▸ **Task requirements**: Extract the entries in their exact form.

========

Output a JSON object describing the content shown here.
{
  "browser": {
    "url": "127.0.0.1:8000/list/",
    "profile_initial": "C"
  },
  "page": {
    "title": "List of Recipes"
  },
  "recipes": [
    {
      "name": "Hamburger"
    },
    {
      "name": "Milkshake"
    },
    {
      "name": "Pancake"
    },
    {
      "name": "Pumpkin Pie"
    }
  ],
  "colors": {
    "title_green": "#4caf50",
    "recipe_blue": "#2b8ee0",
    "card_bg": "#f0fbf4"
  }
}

========

▸ **The solution**:
Output a JSON object describing the content shown here.
{
  "browser": {
    "url": "127.0.0.1:8000/list/",
    "profile_initial": "C"
  },
  "page": {
    "title": "List of Recipes"
  },
  "recipes": [
    {
      "name": "Hamburger"
    },
    {
      "name": "Milkshake"
    },
    {
      "name": "Pancake"
    },
    {
      "name": "Pumpkin Pie"
    }
  ],
  "colors": {
    "title_green": "#4caf50",
    "recipe_blue": "#2b8ee0",
    "card_bg": "#f0fbf4"
  }
}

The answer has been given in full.